# To be done
Write out every single entry exactly.

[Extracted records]

————————

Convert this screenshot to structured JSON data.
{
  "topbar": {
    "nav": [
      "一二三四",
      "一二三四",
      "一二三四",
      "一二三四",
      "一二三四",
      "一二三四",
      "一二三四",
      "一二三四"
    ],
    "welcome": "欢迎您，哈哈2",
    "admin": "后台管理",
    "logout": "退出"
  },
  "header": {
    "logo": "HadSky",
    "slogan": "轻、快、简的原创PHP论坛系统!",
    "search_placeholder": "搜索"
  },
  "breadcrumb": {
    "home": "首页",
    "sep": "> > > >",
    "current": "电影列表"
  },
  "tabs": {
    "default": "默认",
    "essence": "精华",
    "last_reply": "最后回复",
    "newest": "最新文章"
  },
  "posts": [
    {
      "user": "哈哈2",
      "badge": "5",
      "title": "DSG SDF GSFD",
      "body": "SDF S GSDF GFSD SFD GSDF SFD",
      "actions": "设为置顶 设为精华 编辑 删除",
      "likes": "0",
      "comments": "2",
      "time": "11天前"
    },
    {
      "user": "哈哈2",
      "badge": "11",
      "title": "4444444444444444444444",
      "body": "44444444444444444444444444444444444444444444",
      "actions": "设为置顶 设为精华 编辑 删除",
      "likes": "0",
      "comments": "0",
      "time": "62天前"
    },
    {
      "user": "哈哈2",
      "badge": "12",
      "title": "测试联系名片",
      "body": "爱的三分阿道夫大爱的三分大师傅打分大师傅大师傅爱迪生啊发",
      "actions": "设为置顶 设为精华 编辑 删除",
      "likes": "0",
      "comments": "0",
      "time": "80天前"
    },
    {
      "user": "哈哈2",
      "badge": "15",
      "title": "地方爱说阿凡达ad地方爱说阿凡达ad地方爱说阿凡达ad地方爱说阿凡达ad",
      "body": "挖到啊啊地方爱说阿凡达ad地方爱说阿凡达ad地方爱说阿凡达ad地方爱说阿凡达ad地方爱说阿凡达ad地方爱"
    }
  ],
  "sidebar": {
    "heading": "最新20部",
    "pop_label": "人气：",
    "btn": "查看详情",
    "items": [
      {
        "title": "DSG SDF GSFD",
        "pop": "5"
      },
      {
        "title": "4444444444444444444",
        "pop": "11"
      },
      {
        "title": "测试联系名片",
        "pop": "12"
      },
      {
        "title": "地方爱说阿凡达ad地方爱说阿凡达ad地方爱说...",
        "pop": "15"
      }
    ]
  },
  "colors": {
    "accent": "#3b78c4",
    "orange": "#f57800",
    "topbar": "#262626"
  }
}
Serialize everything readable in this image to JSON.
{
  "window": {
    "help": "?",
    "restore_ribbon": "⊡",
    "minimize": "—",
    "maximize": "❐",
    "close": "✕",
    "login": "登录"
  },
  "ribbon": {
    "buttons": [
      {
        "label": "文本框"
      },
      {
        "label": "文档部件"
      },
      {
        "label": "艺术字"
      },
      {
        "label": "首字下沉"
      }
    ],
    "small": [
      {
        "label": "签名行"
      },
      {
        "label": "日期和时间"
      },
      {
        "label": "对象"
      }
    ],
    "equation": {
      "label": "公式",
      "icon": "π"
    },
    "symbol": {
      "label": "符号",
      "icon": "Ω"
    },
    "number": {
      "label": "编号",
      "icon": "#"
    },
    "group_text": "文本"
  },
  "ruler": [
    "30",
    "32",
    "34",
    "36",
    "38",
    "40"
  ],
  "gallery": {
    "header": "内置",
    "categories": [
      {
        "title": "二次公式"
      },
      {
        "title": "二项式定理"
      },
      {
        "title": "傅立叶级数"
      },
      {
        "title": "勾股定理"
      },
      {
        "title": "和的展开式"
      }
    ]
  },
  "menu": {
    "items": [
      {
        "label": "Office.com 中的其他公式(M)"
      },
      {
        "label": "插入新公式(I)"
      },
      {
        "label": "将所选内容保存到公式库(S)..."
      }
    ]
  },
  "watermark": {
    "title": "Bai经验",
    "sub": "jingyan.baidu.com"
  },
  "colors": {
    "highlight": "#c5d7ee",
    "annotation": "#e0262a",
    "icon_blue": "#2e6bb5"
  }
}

————————

# Task output
Convert this screenshot to structured JSON data.
{
  "topbar": {
    "nav": [
      "一二三四",
      "一二三四",
      "一二三四",
      "一二三四",
      "一二三四",
      "一二三四",
      "一二三四",
      "一二三四"
    ],
    "welcome": "欢迎您，哈哈2",
    "admin": "后台管理",
    "logout": "退出"
  },
  "header": {
    "logo": "HadSky",
    "slogan": "轻、快、简的原创PHP论坛系统!",
    "search_placeholder": "搜索"
  },
  "breadcrumb": {
    "home": "首页",
    "sep": "> > > >",
    "current": "电影列表"
  },
  "tabs": {
    "default": "默认",
    "essence": "精华",
    "last_reply": "最后回复",
    "newest": "最新文章"
  },
  "posts": [
    {
      "user": "哈哈2",
      "badge": "5",
      "title": "DSG SDF GSFD",
      "body": "SDF S GSDF GFSD SFD GSDF SFD",
      "actions": "设为置顶 设为精华 编辑 删除",
      "likes": "0",
      "comments": "2",
      "time": "11天前"
    },
    {
      "user": "哈哈2",
      "badge": "11",
      "title": "4444444444444444444444",
      "body": "44444444444444444444444444444444444444444444",
      "actions": "设为置顶 设为精华 编辑 删除",
      "likes": "0",
      "comments": "0",
      "time": "62天前"
    },
    {
      "user": "哈哈2",
      "badge": "12",
      "title": "测试联系名片",
      "body": "爱的三分阿道夫大爱的三分大师傅打分大师傅大师傅爱迪生啊发",
      "actions": "设为置顶 设为精华 编辑 删除",
      "likes": "0",
      "comments": "0",
      "time": "80天前"
    },
    {
      "user": "哈哈2",
      "badge": "15",
      "title": "地方爱说阿凡达ad地方爱说阿凡达ad地方爱说阿凡达ad地方爱说阿凡达ad",
      "body": "挖到啊啊地方爱说阿凡达ad地方爱说阿凡达ad地方爱说阿凡达ad地方爱说阿凡达ad地方爱说阿凡达ad地方爱"
    }
  ],
  "sidebar": {
    "heading": "最新20部",
    "pop_label": "人气：",
    "btn": "查看详情",
    "items": [
      {
        "title": "DSG SDF GSFD",
        "pop": "5"
      },
      {
        "title": "4444444444444444444",
        "pop": "11"
      },
      {
        "title": "测试联系名片",
        "pop": "12"
      },
      {
        "title": "地方爱说阿凡达ad地方爱说阿凡达ad地方爱说...",
        "pop": "15"
      }
    ]
  },
  "colors": {
    "accent": "#3b78c4",
    "orange": "#f57800",
    "topbar": "#262626"
  }
}
Serialize everything readable in this image to JSON.
{
  "window": {
    "help": "?",
    "restore_ribbon": "⊡",
    "minimize": "—",
    "maximize": "❐",
    "close": "✕",
    "login": "登录"
  },
  "ribbon": {
    "buttons": [
      {
        "label": "文本框"
      },
      {
        "label": "文档部件"
      },
      {
        "label": "艺术字"
      },
      {
        "label": "首字下沉"
      }
    ],
    "small": [
      {
        "label": "签名行"
      },
      {
        "label": "日期和时间"
      },
      {
        "label": "对象"
      }
    ],
    "equation": {
      "label": "公式",
      "icon": "π"
    },
    "symbol": {
      "label": "符号",
      "icon": "Ω"
    },
    "number": {
      "label": "编号",
      "icon": "#"
    },
    "group_text": "文本"
  },
  "ruler": [
    "30",
    "32",
    "34",
    "36",
    "38",
    "40"
  ],
  "gallery": {
    "header": "内置",
    "categories": [
      {
        "title": "二次公式"
      },
      {
        "title": "二项式定理"
      },
      {
        "title": "傅立叶级数"
      },
      {
        "title": "勾股定理"
      },
      {
        "title": "和的展开式"
      }
    ]
  },
  "menu": {
    "items": [
      {
        "label": "Office.com 中的其他公式(M)"
      },
      {
        "label": "插入新公式(I)"
      },
      {
        "label": "将所选内容保存到公式库(S)..."
      }
    ]
  },
  "watermark": {
    "title": "Bai经验",
    "sub": "jingyan.baidu.com"
  },
  "colors": {
    "highlight": "#c5d7ee",
    "annotation": "#e0262a",
    "icon_blue": "#2e6bb5"
  }
}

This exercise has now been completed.